───── Data for this task

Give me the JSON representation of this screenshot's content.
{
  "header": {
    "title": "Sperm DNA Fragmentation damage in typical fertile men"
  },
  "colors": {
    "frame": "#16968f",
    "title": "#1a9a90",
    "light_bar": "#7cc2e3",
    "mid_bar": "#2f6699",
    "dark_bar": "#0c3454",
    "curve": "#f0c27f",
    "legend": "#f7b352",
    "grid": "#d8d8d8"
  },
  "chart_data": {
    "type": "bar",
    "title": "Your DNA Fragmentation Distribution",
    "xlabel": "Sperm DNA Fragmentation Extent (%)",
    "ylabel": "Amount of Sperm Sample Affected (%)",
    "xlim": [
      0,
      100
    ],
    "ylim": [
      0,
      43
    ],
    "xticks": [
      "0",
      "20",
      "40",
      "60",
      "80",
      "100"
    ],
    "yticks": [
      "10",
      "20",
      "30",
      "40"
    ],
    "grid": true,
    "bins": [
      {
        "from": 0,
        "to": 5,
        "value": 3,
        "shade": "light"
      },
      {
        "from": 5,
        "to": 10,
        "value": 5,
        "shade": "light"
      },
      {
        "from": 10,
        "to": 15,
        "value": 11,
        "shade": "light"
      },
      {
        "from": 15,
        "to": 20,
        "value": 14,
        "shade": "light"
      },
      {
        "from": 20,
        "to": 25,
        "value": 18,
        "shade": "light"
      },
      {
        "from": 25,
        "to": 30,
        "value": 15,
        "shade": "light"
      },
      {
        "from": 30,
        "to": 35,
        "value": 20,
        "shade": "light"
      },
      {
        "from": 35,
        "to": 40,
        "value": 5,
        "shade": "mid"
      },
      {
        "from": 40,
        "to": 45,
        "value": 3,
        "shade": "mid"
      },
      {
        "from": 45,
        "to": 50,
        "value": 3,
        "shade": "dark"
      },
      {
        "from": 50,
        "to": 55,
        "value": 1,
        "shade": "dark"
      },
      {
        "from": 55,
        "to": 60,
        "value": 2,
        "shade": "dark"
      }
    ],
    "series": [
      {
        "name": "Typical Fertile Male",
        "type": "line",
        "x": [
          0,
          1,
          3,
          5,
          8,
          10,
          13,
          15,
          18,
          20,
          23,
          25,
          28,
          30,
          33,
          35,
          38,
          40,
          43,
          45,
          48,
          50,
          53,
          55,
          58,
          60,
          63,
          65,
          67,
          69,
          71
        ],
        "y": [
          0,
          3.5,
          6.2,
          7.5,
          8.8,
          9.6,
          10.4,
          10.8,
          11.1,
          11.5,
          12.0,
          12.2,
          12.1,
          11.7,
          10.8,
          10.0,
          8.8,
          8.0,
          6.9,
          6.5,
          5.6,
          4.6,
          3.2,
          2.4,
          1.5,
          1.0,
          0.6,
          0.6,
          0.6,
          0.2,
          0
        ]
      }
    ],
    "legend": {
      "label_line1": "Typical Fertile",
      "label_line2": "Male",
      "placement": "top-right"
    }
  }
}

──────────

Task description: Write an exact transcription of every entry above.

Exercise result:
Give me the JSON representation of this screenshot's content.
{
  "header": {
    "title": "Sperm DNA Fragmentation damage in typical fertile men"
  },
  "colors": {
    "frame": "#16968f",
    "title": "#1a9a90",
    "light_bar": "#7cc2e3",
    "mid_bar": "#2f6699",
    "dark_bar": "#0c3454",
    "curve": "#f0c27f",
    "legend": "#f7b352",
    "grid": "#d8d8d8"
  },
  "chart_data": {
    "type": "bar",
    "title": "Your DNA Fragmentation Distribution",
    "xlabel": "Sperm DNA Fragmentation Extent (%)",
    "ylabel": "Amount of Sperm Sample Affected (%)",
    "xlim": [
      0,
      100
    ],
    "ylim": [
      0,
      43
    ],
    "xticks": [
      "0",
      "20",
      "40",
      "60",
      "80",
      "100"
    ],
    "yticks": [
      "10",
      "20",
      "30",
      "40"
    ],
    "grid": true,
    "bins": [
      {
        "from": 0,
        "to": 5,
        "value": 3,
        "shade": "light"
      },
      {
        "from": 5,
        "to": 10,
        "value": 5,
        "shade": "light"
      },
      {
        "from": 10,
        "to": 15,
        "value": 11,
        "shade": "light"
      },
      {
        "from": 15,
        "to": 20,
        "value": 14,
        "shade": "light"
      },
      {
        "from": 20,
        "to": 25,
        "value": 18,
        "shade": "light"
      },
      {
        "from": 25,
        "to": 30,
        "value": 15,
        "shade": "light"
      },
      {
        "from": 30,
        "to": 35,
        "value": 20,
        "shade": "light"
      },
      {
        "from": 35,
        "to": 40,
        "value": 5,
        "shade": "mid"
      },
      {
        "from": 40,
        "to": 45,
        "value": 3,
        "shade": "mid"
      },
      {
        "from": 45,
        "to": 50,
        "value": 3,
        "shade": "dark"
      },
      {
        "from": 50,
        "to": 55,
        "value": 1,
        "shade": "dark"
      },
      {
        "from": 55,
        "to": 60,
        "value": 2,
        "shade": "dark"
      }
    ],
    "series": [
      {
        "name": "Typical Fertile Male",
        "type": "line",
        "x": [
          0,
          1,
          3,
          5,
          8,
          10,
          13,
          15,
          18,
          20,
          23,
          25,
          28,
          30,
          33,
          35,
          38,
          40,
          43,
          45,
          48,
          50,
          53,
          55,
          58,
          60,
          63,
          65,
          67,
          69,
          71
        ],
        "y": [
          0,
          3.5,
          6.2,
          7.5,
          8.8,
          9.6,
          10.4,
          10.8,
          11.1,
          11.5,
          12.0,
          12.2,
          12.1,
          11.7,
          10.8,
          10.0,
          8.8,
          8.0,
          6.9,
          6.5,
          5.6,
          4.6,
          3.2,
          2.4,
          1.5,
          1.0,
          0.6,
          0.6,
          0.6,
          0.2,
          0
        ]
      }
    ],
    "legend": {
      "label_line1": "Typical Fertile",
      "label_line2": "Male",
      "placement": "top-right"
    }
  }
}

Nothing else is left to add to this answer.